[DATA FOR THIS EXERCISE]
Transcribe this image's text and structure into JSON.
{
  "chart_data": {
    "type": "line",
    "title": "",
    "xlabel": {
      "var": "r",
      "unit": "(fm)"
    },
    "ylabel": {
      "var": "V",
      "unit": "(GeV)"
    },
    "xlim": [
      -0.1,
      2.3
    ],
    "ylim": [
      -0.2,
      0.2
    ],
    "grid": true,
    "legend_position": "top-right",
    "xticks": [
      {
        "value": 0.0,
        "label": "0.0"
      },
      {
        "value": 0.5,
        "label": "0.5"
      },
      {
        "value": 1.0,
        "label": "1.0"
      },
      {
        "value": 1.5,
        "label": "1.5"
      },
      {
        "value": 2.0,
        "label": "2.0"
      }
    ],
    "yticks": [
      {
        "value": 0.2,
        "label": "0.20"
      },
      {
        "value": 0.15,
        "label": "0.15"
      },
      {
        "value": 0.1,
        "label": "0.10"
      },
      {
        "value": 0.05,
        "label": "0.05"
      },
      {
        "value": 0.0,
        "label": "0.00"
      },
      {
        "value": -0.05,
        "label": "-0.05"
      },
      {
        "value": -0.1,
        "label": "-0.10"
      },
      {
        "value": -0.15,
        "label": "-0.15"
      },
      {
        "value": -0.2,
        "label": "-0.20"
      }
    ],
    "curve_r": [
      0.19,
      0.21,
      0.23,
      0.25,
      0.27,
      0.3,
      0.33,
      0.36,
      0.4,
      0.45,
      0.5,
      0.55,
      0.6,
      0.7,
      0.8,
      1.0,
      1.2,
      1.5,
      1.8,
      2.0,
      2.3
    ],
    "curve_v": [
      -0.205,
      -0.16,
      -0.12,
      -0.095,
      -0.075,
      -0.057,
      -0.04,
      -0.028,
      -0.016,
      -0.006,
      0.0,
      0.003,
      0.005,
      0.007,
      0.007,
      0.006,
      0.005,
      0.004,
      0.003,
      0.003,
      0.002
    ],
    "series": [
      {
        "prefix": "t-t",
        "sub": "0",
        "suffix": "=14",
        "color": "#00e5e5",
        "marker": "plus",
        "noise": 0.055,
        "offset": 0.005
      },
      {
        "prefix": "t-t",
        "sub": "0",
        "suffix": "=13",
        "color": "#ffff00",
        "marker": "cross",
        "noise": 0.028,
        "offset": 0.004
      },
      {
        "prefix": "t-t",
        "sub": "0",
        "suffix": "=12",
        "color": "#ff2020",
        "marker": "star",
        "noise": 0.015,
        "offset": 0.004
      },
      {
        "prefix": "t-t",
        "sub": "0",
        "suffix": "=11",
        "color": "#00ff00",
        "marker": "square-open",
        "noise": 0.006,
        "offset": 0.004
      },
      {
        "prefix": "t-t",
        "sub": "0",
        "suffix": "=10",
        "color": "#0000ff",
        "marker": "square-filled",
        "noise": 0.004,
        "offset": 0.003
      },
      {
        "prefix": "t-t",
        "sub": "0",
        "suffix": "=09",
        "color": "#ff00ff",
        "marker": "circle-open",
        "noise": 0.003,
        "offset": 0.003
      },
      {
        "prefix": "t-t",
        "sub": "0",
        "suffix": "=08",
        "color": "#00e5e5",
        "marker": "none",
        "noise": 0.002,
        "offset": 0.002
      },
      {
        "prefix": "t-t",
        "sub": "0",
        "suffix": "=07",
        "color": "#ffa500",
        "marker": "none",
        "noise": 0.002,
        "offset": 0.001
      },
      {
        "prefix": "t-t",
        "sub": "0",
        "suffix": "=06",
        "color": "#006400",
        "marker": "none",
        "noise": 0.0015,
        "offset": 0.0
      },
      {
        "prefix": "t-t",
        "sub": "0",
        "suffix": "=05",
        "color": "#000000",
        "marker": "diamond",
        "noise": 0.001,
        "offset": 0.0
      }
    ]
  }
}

[WHAT IS NEEDED]
Extract all of the data above without altering anything.

[SOLUTION FOR THIS TASK]
Transcribe this image's text and structure into JSON.
{
  "chart_data": {
    "type": "line",
    "title": "",
    "xlabel": {
      "var": "r",
      "unit": "(fm)"
    },
    "ylabel": {
      "var": "V",
      "unit": "(GeV)"
    },
    "xlim": [
      -0.1,
      2.3
    ],
    "ylim": [
      -0.2,
      0.2
    ],
    "grid": true,
    "legend_position": "top-right",
    "xticks": [
      {
        "value": 0.0,
        "label": "0.0"
      },
      {
        "value": 0.5,
        "label": "0.5"
      },
      {
        "value": 1.0,
        "label": "1.0"
      },
      {
        "value": 1.5,
        "label": "1.5"
      },
      {
        "value": 2.0,
        "label": "2.0"
      }
    ],
    "yticks": [
      {
        "value": 0.2,
        "label": "0.20"
      },
      {
        "value": 0.15,
        "label": "0.15"
      },
      {
        "value": 0.1,
        "label": "0.10"
      },
      {
        "value": 0.05,
        "label": "0.05"
      },
      {
        "value": 0.0,
        "label": "0.00"
      },
      {
        "value": -0.05,
        "label": "-0.05"
      },
      {
        "value": -0.1,
        "label": "-0.10"
      },
      {
        "value": -0.15,
        "label": "-0.15"
      },
      {
        "value": -0.2,
        "label": "-0.20"
      }
    ],
    "curve_r": [
      0.19,
      0.21,
      0.23,
      0.25,
      0.27,
      0.3,
      0.33,
      0.36,
      0.4,
      0.45,
      0.5,
      0.55,
      0.6,
      0.7,
      0.8,
      1.0,
      1.2,
      1.5,
      1.8,
      2.0,
      2.3
    ],
    "curve_v": [
      -0.205,
      -0.16,
      -0.12,
      -0.095,
      -0.075,
      -0.057,
      -0.04,
      -0.028,
      -0.016,
      -0.006,
      0.0,
      0.003,
      0.005,
      0.007,
      0.007,
      0.006,
      0.005,
      0.004,
      0.003,
      0.003,
      0.002
    ],
    "series": [
      {
        "prefix": "t-t",
        "sub": "0",
        "suffix": "=14",
        "color": "#00e5e5",
        "marker": "plus",
        "noise": 0.055,
        "offset": 0.005
      },
      {
        "prefix": "t-t",
        "sub": "0",
        "suffix": "=13",
        "color": "#ffff00",
        "marker": "cross",
        "noise": 0.028,
        "offset": 0.004
      },
      {
        "prefix": "t-t",
        "sub": "0",
        "suffix": "=12",
        "color": "#ff2020",
        "marker": "star",
        "noise": 0.015,
        "offset": 0.004
      },
      {
        "prefix": "t-t",
        "sub": "0",
        "suffix": "=11",
        "color": "#00ff00",
        "marker": "square-open",
        "noise": 0.006,
        "offset": 0.004
      },
      {
        "prefix": "t-t",
        "sub": "0",
        "suffix": "=10",
        "color": "#0000ff",
        "marker": "square-filled",
        "noise": 0.004,
        "offset": 0.003
      },
      {
        "prefix": "t-t",
        "sub": "0",
        "suffix": "=09",
        "color": "#ff00ff",
        "marker": "circle-open",
        "noise": 0.003,
        "offset": 0.003
      },
      {
        "prefix": "t-t",
        "sub": "0",
        "suffix": "=08",
        "color": "#00e5e5",
        "marker": "none",
        "noise": 0.002,
        "offset": 0.002
      },
      {
        "prefix": "t-t",
        "sub": "0",
        "suffix": "=07",
        "color": "#ffa500",
        "marker": "none",
        "noise": 0.002,
        "offset": 0.001
      },
      {
        "prefix": "t-t",
        "sub": "0",
        "suffix": "=06",
        "color": "#006400",
        "marker": "none",
        "noise": 0.0015,
        "offset": 0.0
      },
      {
        "prefix": "t-t",
        "sub": "0",
        "suffix": "=05",
        "color": "#000000",
        "marker": "diamond",
        "noise": 0.001,
        "offset": 0.0
      }
    ]
  }
}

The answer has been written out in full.